**Exercise description**:
Return all entries word for word, but drop any images.
═════ Dataset records ═════
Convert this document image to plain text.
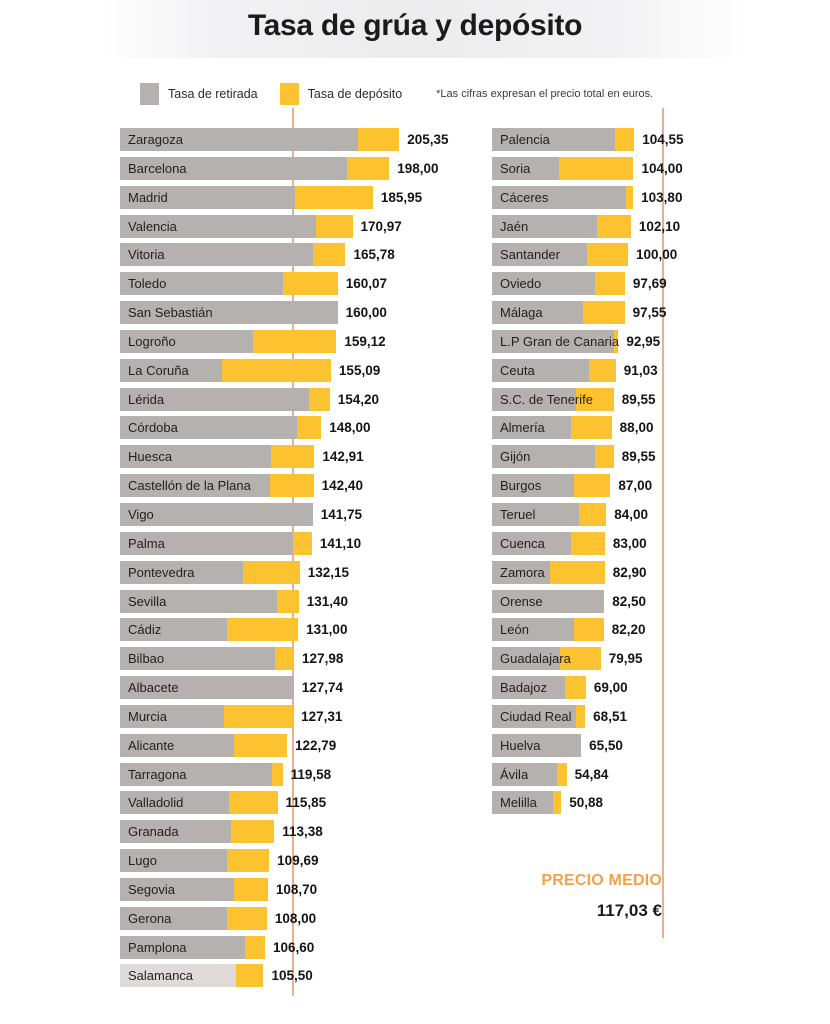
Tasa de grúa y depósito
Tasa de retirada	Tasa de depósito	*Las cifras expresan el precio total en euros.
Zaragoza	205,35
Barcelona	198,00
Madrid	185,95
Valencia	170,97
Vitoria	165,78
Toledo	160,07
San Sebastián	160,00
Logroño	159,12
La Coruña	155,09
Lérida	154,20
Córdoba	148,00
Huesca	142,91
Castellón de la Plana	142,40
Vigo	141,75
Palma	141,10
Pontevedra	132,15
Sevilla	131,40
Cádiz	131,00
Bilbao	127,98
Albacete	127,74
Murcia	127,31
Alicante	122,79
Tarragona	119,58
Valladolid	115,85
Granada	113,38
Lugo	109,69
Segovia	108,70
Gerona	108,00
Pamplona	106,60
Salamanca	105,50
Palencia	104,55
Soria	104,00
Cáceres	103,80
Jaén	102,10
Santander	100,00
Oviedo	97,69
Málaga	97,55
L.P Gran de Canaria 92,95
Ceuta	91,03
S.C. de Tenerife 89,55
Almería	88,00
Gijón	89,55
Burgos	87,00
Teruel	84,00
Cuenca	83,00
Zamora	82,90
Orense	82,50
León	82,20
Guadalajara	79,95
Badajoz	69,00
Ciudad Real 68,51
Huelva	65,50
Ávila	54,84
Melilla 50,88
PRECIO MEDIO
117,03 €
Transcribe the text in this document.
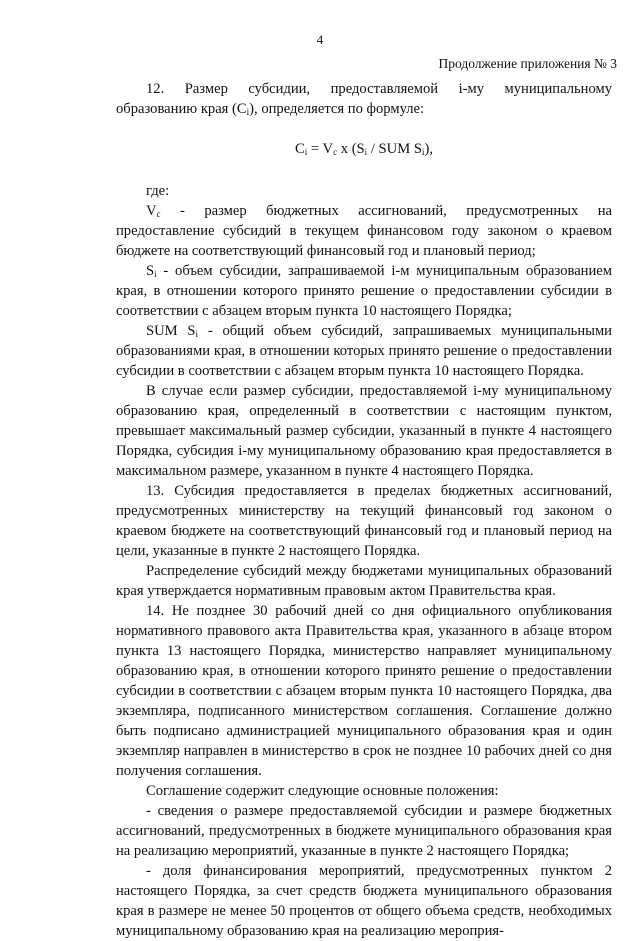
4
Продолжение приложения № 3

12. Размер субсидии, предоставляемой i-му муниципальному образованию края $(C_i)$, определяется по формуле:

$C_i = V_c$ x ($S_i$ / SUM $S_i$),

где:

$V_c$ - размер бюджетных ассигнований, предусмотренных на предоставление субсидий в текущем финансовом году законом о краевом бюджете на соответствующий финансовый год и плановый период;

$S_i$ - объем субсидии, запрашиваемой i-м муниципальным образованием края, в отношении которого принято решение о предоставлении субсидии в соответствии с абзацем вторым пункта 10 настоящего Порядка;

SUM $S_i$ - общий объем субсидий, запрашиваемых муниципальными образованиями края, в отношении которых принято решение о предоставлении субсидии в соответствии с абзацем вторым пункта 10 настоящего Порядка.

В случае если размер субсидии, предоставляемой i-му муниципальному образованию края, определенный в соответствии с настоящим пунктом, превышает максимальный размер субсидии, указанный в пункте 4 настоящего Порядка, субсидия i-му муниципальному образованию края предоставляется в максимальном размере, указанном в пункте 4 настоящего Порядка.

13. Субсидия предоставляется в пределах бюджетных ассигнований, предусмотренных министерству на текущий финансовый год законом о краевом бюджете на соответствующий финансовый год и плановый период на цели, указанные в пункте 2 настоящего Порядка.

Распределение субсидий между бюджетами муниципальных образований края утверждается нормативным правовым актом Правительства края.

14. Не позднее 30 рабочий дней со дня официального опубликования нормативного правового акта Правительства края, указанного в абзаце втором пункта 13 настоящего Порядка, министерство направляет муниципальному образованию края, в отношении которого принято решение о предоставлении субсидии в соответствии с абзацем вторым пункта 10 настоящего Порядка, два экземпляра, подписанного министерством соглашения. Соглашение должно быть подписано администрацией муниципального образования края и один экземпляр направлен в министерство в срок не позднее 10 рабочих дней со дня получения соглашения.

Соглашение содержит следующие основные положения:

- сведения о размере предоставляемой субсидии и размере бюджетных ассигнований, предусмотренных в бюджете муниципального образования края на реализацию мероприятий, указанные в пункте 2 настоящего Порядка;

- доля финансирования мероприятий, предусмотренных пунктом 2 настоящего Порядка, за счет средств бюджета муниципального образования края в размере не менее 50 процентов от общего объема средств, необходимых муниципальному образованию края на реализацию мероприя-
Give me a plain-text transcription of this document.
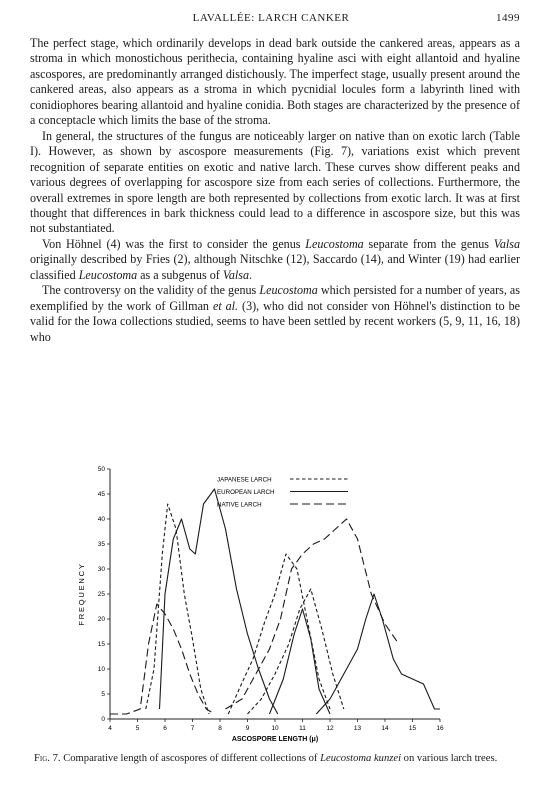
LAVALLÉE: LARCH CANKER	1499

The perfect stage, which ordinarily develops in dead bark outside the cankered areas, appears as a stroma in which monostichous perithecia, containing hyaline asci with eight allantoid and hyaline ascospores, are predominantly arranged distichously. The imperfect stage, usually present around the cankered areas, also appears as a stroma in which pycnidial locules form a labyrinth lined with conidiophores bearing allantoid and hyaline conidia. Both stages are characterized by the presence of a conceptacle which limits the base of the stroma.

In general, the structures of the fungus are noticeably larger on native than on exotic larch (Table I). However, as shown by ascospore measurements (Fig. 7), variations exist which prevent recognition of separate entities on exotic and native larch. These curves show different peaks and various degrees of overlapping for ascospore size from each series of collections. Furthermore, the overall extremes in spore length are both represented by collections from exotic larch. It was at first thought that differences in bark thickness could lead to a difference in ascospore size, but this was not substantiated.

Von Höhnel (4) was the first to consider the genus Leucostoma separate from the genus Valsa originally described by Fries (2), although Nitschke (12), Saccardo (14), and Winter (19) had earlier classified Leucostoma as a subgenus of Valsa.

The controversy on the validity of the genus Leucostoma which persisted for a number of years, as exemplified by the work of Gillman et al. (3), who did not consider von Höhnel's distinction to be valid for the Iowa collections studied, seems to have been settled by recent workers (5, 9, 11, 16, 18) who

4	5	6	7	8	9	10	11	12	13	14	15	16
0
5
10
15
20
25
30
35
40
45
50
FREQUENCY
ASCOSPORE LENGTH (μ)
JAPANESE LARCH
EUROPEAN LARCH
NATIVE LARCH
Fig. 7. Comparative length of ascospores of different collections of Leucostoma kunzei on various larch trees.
═════
**Answer for the task**:
Convert this document image to plain text.
Tasa de grúa y depósito
Tasa de retirada	Tasa de depósito	*Las cifras expresan el precio total en euros.
Zaragoza	205,35
Barcelona	198,00
Madrid	185,95
Valencia	170,97
Vitoria	165,78
Toledo	160,07
San Sebastián	160,00
Logroño	159,12
La Coruña	155,09
Lérida	154,20
Córdoba	148,00
Huesca	142,91
Castellón de la Plana	142,40
Vigo	141,75
Palma	141,10
Pontevedra	132,15
Sevilla	131,40
Cádiz	131,00
Bilbao	127,98
Albacete	127,74
Murcia	127,31
Alicante	122,79
Tarragona	119,58
Valladolid	115,85
Granada	113,38
Lugo	109,69
Segovia	108,70
Gerona	108,00
Pamplona	106,60
Salamanca	105,50
Palencia	104,55
Soria	104,00
Cáceres	103,80
Jaén	102,10
Santander	100,00
Oviedo	97,69
Málaga	97,55
L.P Gran de Canaria 92,95
Ceuta	91,03
S.C. de Tenerife 89,55
Almería	88,00
Gijón	89,55
Burgos	87,00
Teruel	84,00
Cuenca	83,00
Zamora	82,90
Orense	82,50
León	82,20
Guadalajara	79,95
Badajoz	69,00
Ciudad Real 68,51
Huelva	65,50
Ávila	54,84
Melilla 50,88
PRECIO MEDIO
117,03 €
Transcribe the text in this document.
4
Продолжение приложения № 3

12. Размер субсидии, предоставляемой i-му муниципальному образованию края $(C_i)$, определяется по формуле:

$C_i = V_c$ x ($S_i$ / SUM $S_i$),

где:

$V_c$ - размер бюджетных ассигнований, предусмотренных на предоставление субсидий в текущем финансовом году законом о краевом бюджете на соответствующий финансовый год и плановый период;

$S_i$ - объем субсидии, запрашиваемой i-м муниципальным образованием края, в отношении которого принято решение о предоставлении субсидии в соответствии с абзацем вторым пункта 10 настоящего Порядка;

SUM $S_i$ - общий объем субсидий, запрашиваемых муниципальными образованиями края, в отношении которых принято решение о предоставлении субсидии в соответствии с абзацем вторым пункта 10 настоящего Порядка.

В случае если размер субсидии, предоставляемой i-му муниципальному образованию края, определенный в соответствии с настоящим пунктом, превышает максимальный размер субсидии, указанный в пункте 4 настоящего Порядка, субсидия i-му муниципальному образованию края предоставляется в максимальном размере, указанном в пункте 4 настоящего Порядка.

13. Субсидия предоставляется в пределах бюджетных ассигнований, предусмотренных министерству на текущий финансовый год законом о краевом бюджете на соответствующий финансовый год и плановый период на цели, указанные в пункте 2 настоящего Порядка.

Распределение субсидий между бюджетами муниципальных образований края утверждается нормативным правовым актом Правительства края.

14. Не позднее 30 рабочий дней со дня официального опубликования нормативного правового акта Правительства края, указанного в абзаце втором пункта 13 настоящего Порядка, министерство направляет муниципальному образованию края, в отношении которого принято решение о предоставлении субсидии в соответствии с абзацем вторым пункта 10 настоящего Порядка, два экземпляра, подписанного министерством соглашения. Соглашение должно быть подписано администрацией муниципального образования края и один экземпляр направлен в министерство в срок не позднее 10 рабочих дней со дня получения соглашения.

Соглашение содержит следующие основные положения:

- сведения о размере предоставляемой субсидии и размере бюджетных ассигнований, предусмотренных в бюджете муниципального образования края на реализацию мероприятий, указанные в пункте 2 настоящего Порядка;

- доля финансирования мероприятий, предусмотренных пунктом 2 настоящего Порядка, за счет средств бюджета муниципального образования края в размере не менее 50 процентов от общего объема средств, необходимых муниципальному образованию края на реализацию мероприя-
Give me a plain-text transcription of this document.
LAVALLÉE: LARCH CANKER	1499

The perfect stage, which ordinarily develops in dead bark outside the cankered areas, appears as a stroma in which monostichous perithecia, containing hyaline asci with eight allantoid and hyaline ascospores, are predominantly arranged distichously. The imperfect stage, usually present around the cankered areas, also appears as a stroma in which pycnidial locules form a labyrinth lined with conidiophores bearing allantoid and hyaline conidia. Both stages are characterized by the presence of a conceptacle which limits the base of the stroma.

In general, the structures of the fungus are noticeably larger on native than on exotic larch (Table I). However, as shown by ascospore measurements (Fig. 7), variations exist which prevent recognition of separate entities on exotic and native larch. These curves show different peaks and various degrees of overlapping for ascospore size from each series of collections. Furthermore, the overall extremes in spore length are both represented by collections from exotic larch. It was at first thought that differences in bark thickness could lead to a difference in ascospore size, but this was not substantiated.

Von Höhnel (4) was the first to consider the genus Leucostoma separate from the genus Valsa originally described by Fries (2), although Nitschke (12), Saccardo (14), and Winter (19) had earlier classified Leucostoma as a subgenus of Valsa.

The controversy on the validity of the genus Leucostoma which persisted for a number of years, as exemplified by the work of Gillman et al. (3), who did not consider von Höhnel's distinction to be valid for the Iowa collections studied, seems to have been settled by recent workers (5, 9, 11, 16, 18) who

4	5	6	7	8	9	10	11	12	13	14	15	16
0
5
10
15
20
25
30
35
40
45
50
FREQUENCY
ASCOSPORE LENGTH (μ)
JAPANESE LARCH
EUROPEAN LARCH
NATIVE LARCH
Fig. 7. Comparative length of ascospores of different collections of Leucostoma kunzei on various larch trees.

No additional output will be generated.